• _Exercise goal_:
Return every line of the records below verbatim, with no pictures in the copy.

================================

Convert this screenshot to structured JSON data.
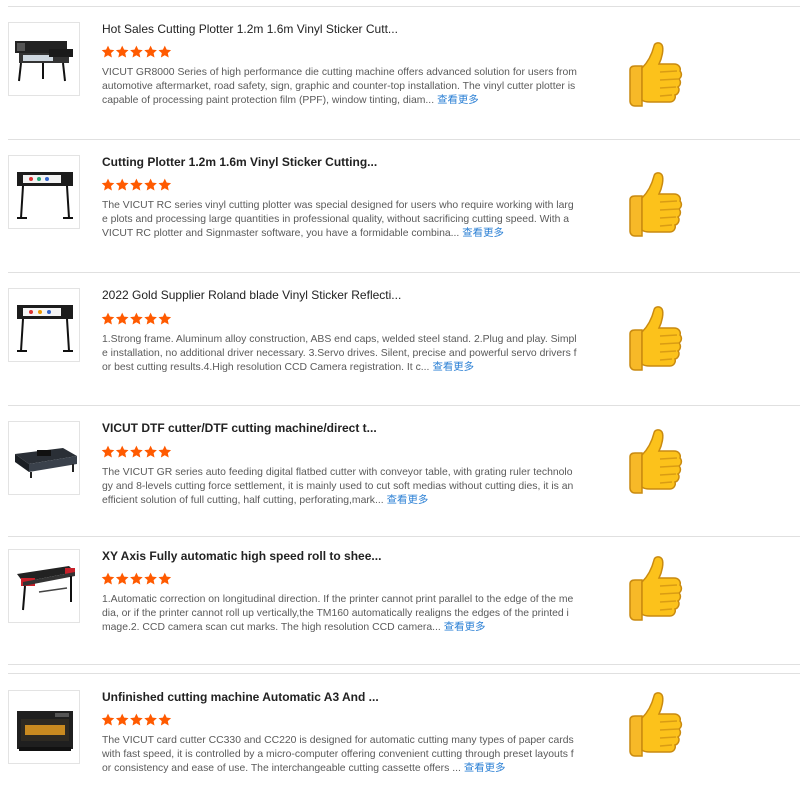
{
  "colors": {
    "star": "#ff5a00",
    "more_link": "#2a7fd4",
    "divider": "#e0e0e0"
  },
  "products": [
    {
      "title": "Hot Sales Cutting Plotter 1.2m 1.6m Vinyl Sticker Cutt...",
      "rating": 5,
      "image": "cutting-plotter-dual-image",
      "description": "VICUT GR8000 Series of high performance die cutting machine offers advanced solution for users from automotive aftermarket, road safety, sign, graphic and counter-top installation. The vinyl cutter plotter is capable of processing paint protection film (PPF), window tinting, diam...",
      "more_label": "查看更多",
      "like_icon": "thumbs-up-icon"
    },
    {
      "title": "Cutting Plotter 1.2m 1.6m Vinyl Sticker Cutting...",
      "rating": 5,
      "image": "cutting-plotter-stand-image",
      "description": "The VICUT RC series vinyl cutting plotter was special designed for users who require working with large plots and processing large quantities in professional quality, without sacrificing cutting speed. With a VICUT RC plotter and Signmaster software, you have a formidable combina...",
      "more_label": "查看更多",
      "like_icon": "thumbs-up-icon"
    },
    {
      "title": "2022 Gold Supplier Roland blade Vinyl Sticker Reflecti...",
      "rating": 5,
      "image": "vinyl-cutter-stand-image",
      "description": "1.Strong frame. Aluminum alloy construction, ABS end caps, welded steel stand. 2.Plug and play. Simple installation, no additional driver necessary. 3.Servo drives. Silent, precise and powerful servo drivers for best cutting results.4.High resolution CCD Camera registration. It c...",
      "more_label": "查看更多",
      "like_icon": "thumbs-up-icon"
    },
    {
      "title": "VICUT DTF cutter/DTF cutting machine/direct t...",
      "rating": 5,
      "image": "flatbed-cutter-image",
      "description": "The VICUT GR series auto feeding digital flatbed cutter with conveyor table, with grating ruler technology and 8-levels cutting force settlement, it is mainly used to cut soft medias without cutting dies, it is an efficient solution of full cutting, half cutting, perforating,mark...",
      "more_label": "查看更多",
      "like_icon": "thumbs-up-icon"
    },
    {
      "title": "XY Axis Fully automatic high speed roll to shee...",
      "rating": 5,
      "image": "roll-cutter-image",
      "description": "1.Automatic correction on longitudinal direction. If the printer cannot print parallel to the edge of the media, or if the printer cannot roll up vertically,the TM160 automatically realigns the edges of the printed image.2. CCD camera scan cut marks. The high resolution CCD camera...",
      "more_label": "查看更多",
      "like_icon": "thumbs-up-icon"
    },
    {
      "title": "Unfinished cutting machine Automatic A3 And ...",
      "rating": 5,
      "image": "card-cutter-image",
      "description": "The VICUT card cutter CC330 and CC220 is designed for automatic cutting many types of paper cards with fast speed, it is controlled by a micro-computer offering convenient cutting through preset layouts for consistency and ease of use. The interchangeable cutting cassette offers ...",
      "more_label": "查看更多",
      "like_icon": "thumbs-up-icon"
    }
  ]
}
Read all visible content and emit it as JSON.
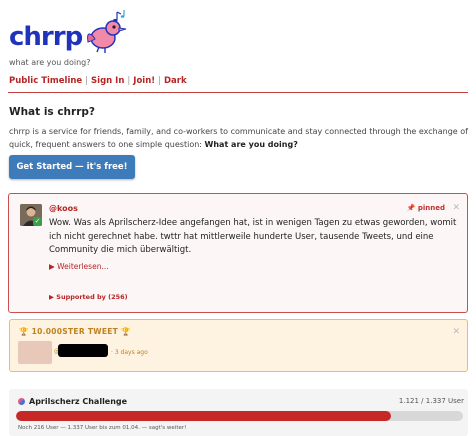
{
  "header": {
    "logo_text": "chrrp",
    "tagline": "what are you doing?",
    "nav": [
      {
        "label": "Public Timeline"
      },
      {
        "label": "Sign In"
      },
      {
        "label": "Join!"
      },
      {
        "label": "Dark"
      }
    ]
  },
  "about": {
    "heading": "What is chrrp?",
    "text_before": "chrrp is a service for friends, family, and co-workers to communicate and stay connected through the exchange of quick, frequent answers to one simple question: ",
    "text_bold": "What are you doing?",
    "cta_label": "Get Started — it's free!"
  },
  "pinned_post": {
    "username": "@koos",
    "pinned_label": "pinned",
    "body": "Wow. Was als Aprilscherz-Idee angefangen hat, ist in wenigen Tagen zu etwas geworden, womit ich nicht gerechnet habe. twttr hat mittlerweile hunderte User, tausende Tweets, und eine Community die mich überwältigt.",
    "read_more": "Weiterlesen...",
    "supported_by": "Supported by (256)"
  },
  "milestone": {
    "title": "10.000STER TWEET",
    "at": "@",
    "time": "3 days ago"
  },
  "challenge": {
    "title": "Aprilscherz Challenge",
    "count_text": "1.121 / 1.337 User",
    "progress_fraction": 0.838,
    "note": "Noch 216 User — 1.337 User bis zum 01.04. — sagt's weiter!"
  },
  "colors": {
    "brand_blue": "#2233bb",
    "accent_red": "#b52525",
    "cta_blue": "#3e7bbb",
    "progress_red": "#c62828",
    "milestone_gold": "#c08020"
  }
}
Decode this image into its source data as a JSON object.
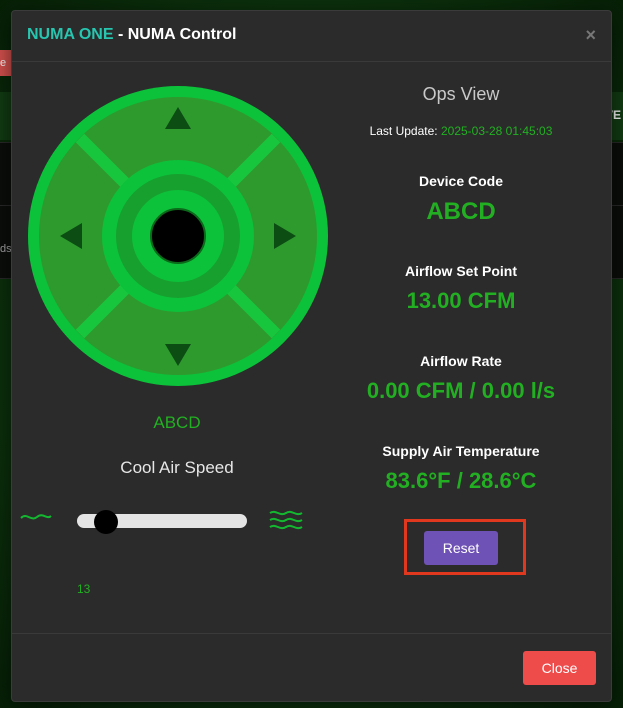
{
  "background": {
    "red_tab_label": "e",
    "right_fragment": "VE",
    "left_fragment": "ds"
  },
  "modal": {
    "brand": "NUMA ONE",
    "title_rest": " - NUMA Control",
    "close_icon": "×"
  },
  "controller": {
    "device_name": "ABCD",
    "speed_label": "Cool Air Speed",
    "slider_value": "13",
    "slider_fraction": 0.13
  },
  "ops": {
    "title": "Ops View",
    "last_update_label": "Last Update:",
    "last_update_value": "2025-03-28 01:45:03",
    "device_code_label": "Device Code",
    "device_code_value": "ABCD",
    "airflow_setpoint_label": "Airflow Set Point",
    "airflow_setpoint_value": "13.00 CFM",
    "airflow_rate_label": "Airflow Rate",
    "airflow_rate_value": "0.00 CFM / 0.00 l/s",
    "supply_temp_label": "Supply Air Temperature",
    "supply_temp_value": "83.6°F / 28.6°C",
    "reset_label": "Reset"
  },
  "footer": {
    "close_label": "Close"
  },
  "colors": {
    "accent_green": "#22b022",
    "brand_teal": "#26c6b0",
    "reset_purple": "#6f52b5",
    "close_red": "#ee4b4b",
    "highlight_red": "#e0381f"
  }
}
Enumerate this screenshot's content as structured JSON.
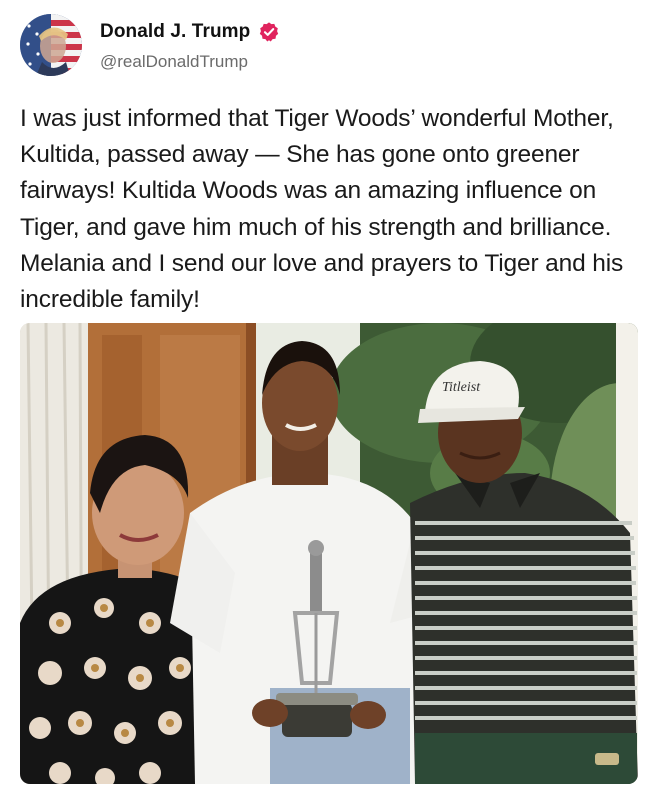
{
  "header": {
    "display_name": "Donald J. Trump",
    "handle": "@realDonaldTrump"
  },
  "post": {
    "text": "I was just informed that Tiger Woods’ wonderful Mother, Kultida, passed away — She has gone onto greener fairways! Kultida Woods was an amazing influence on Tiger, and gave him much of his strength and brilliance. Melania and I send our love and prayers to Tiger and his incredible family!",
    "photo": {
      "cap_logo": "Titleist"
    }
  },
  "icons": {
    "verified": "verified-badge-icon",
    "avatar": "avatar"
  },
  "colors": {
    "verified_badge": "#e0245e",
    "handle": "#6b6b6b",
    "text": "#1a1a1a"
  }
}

================================

• _Output for this task_:
Convert this screenshot to structured JSON data.
{
  "colors": {
    "star": "#ff5a00",
    "more_link": "#2a7fd4",
    "divider": "#e0e0e0"
  },
  "products": [
    {
      "title": "Hot Sales Cutting Plotter 1.2m 1.6m Vinyl Sticker Cutt...",
      "rating": 5,
      "image": "cutting-plotter-dual-image",
      "description": "VICUT GR8000 Series of high performance die cutting machine offers advanced solution for users from automotive aftermarket, road safety, sign, graphic and counter-top installation. The vinyl cutter plotter is capable of processing paint protection film (PPF), window tinting, diam...",
      "more_label": "查看更多",
      "like_icon": "thumbs-up-icon"
    },
    {
      "title": "Cutting Plotter 1.2m 1.6m Vinyl Sticker Cutting...",
      "rating": 5,
      "image": "cutting-plotter-stand-image",
      "description": "The VICUT RC series vinyl cutting plotter was special designed for users who require working with large plots and processing large quantities in professional quality, without sacrificing cutting speed. With a VICUT RC plotter and Signmaster software, you have a formidable combina...",
      "more_label": "查看更多",
      "like_icon": "thumbs-up-icon"
    },
    {
      "title": "2022 Gold Supplier Roland blade Vinyl Sticker Reflecti...",
      "rating": 5,
      "image": "vinyl-cutter-stand-image",
      "description": "1.Strong frame. Aluminum alloy construction, ABS end caps, welded steel stand. 2.Plug and play. Simple installation, no additional driver necessary. 3.Servo drives. Silent, precise and powerful servo drivers for best cutting results.4.High resolution CCD Camera registration. It c...",
      "more_label": "查看更多",
      "like_icon": "thumbs-up-icon"
    },
    {
      "title": "VICUT DTF cutter/DTF cutting machine/direct t...",
      "rating": 5,
      "image": "flatbed-cutter-image",
      "description": "The VICUT GR series auto feeding digital flatbed cutter with conveyor table, with grating ruler technology and 8-levels cutting force settlement, it is mainly used to cut soft medias without cutting dies, it is an efficient solution of full cutting, half cutting, perforating,mark...",
      "more_label": "查看更多",
      "like_icon": "thumbs-up-icon"
    },
    {
      "title": "XY Axis Fully automatic high speed roll to shee...",
      "rating": 5,
      "image": "roll-cutter-image",
      "description": "1.Automatic correction on longitudinal direction. If the printer cannot print parallel to the edge of the media, or if the printer cannot roll up vertically,the TM160 automatically realigns the edges of the printed image.2. CCD camera scan cut marks. The high resolution CCD camera...",
      "more_label": "查看更多",
      "like_icon": "thumbs-up-icon"
    },
    {
      "title": "Unfinished cutting machine Automatic A3 And ...",
      "rating": 5,
      "image": "card-cutter-image",
      "description": "The VICUT card cutter CC330 and CC220 is designed for automatic cutting many types of paper cards with fast speed, it is controlled by a micro-computer offering convenient cutting through preset layouts for consistency and ease of use. The interchangeable cutting cassette offers ...",
      "more_label": "查看更多",
      "like_icon": "thumbs-up-icon"
    }
  ]
}
Read all visible content and emit it as JSON.
{
  "header": {
    "logo_text": "chrrp",
    "tagline": "what are you doing?",
    "nav": [
      {
        "label": "Public Timeline"
      },
      {
        "label": "Sign In"
      },
      {
        "label": "Join!"
      },
      {
        "label": "Dark"
      }
    ]
  },
  "about": {
    "heading": "What is chrrp?",
    "text_before": "chrrp is a service for friends, family, and co-workers to communicate and stay connected through the exchange of quick, frequent answers to one simple question: ",
    "text_bold": "What are you doing?",
    "cta_label": "Get Started — it's free!"
  },
  "pinned_post": {
    "username": "@koos",
    "pinned_label": "pinned",
    "body": "Wow. Was als Aprilscherz-Idee angefangen hat, ist in wenigen Tagen zu etwas geworden, womit ich nicht gerechnet habe. twttr hat mittlerweile hunderte User, tausende Tweets, und eine Community die mich überwältigt.",
    "read_more": "Weiterlesen...",
    "supported_by": "Supported by (256)"
  },
  "milestone": {
    "title": "10.000STER TWEET",
    "at": "@",
    "time": "3 days ago"
  },
  "challenge": {
    "title": "Aprilscherz Challenge",
    "count_text": "1.121 / 1.337 User",
    "progress_fraction": 0.838,
    "note": "Noch 216 User — 1.337 User bis zum 01.04. — sagt's weiter!"
  },
  "colors": {
    "brand_blue": "#2233bb",
    "accent_red": "#b52525",
    "cta_blue": "#3e7bbb",
    "progress_red": "#c62828",
    "milestone_gold": "#c08020"
  }
}
Decode this image into its source data as a JSON object.
{
  "background": {
    "red_tab_label": "e",
    "right_fragment": "VE",
    "left_fragment": "ds"
  },
  "modal": {
    "brand": "NUMA ONE",
    "title_rest": " - NUMA Control",
    "close_icon": "×"
  },
  "controller": {
    "device_name": "ABCD",
    "speed_label": "Cool Air Speed",
    "slider_value": "13",
    "slider_fraction": 0.13
  },
  "ops": {
    "title": "Ops View",
    "last_update_label": "Last Update:",
    "last_update_value": "2025-03-28 01:45:03",
    "device_code_label": "Device Code",
    "device_code_value": "ABCD",
    "airflow_setpoint_label": "Airflow Set Point",
    "airflow_setpoint_value": "13.00 CFM",
    "airflow_rate_label": "Airflow Rate",
    "airflow_rate_value": "0.00 CFM / 0.00 l/s",
    "supply_temp_label": "Supply Air Temperature",
    "supply_temp_value": "83.6°F / 28.6°C",
    "reset_label": "Reset"
  },
  "footer": {
    "close_label": "Close"
  },
  "colors": {
    "accent_green": "#22b022",
    "brand_teal": "#26c6b0",
    "reset_purple": "#6f52b5",
    "close_red": "#ee4b4b",
    "highlight_red": "#e0381f"
  }
}
Enumerate this screenshot's content as structured JSON.
{
  "header": {
    "display_name": "Donald J. Trump",
    "handle": "@realDonaldTrump"
  },
  "post": {
    "text": "I was just informed that Tiger Woods’ wonderful Mother, Kultida, passed away — She has gone onto greener fairways! Kultida Woods was an amazing influence on Tiger, and gave him much of his strength and brilliance. Melania and I send our love and prayers to Tiger and his incredible family!",
    "photo": {
      "cap_logo": "Titleist"
    }
  },
  "icons": {
    "verified": "verified-badge-icon",
    "avatar": "avatar"
  },
  "colors": {
    "verified_badge": "#e0245e",
    "handle": "#6b6b6b",
    "text": "#1a1a1a"
  }
}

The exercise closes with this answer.